● **PROBLEM DESCRIPTION**
Can you convert the lines in each of the records below into a numbered list, leaving out any blank lines?

● **Data taken from a collection**
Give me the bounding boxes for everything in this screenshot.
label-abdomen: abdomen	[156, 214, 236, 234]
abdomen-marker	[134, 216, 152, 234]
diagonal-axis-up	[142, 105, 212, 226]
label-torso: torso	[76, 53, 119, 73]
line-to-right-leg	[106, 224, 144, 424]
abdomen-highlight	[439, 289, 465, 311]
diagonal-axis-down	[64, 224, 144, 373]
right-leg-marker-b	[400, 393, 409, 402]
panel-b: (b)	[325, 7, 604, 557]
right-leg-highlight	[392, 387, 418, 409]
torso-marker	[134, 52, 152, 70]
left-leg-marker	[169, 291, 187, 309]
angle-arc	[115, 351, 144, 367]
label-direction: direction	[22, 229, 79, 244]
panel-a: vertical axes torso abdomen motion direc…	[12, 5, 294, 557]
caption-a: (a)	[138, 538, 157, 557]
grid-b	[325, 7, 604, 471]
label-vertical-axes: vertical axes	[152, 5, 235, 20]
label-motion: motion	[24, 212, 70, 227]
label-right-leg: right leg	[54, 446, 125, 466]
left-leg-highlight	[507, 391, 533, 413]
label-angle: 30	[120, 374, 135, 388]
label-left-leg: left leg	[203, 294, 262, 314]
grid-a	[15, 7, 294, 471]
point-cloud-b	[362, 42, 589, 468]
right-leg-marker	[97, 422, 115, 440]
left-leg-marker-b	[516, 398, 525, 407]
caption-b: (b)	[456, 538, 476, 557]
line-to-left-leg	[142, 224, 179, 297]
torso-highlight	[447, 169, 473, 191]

● **FINAL ANSWER**
1. Give me the bounding boxes for everything in this screenshot.
2. label-abdomen: abdomen	[156, 214, 236, 234]
3. abdomen-marker	[134, 216, 152, 234]
4. diagonal-axis-up	[142, 105, 212, 226]
5. label-torso: torso	[76, 53, 119, 73]
6. line-to-right-leg	[106, 224, 144, 424]
7. abdomen-highlight	[439, 289, 465, 311]
8. diagonal-axis-down	[64, 224, 144, 373]
9. right-leg-marker-b	[400, 393, 409, 402]
10. panel-b: (b)	[325, 7, 604, 557]
11. right-leg-highlight	[392, 387, 418, 409]
12. torso-marker	[134, 52, 152, 70]
13. left-leg-marker	[169, 291, 187, 309]
14. angle-arc	[115, 351, 144, 367]
15. label-direction: direction	[22, 229, 79, 244]
16. panel-a: vertical axes torso abdomen motion direc…	[12, 5, 294, 557]
17. caption-a: (a)	[138, 538, 157, 557]
18. grid-b	[325, 7, 604, 471]
19. label-vertical-axes: vertical axes	[152, 5, 235, 20]
20. label-motion: motion	[24, 212, 70, 227]
21. label-right-leg: right leg	[54, 446, 125, 466]
22. left-leg-highlight	[507, 391, 533, 413]
23. label-angle: 30	[120, 374, 135, 388]
24. label-left-leg: left leg	[203, 294, 262, 314]
25. grid-a	[15, 7, 294, 471]
26. point-cloud-b	[362, 42, 589, 468]
27. right-leg-marker	[97, 422, 115, 440]
28. left-leg-marker-b	[516, 398, 525, 407]
29. caption-b: (b)	[456, 538, 476, 557]
30. line-to-left-leg	[142, 224, 179, 297]
31. torso-highlight	[447, 169, 473, 191]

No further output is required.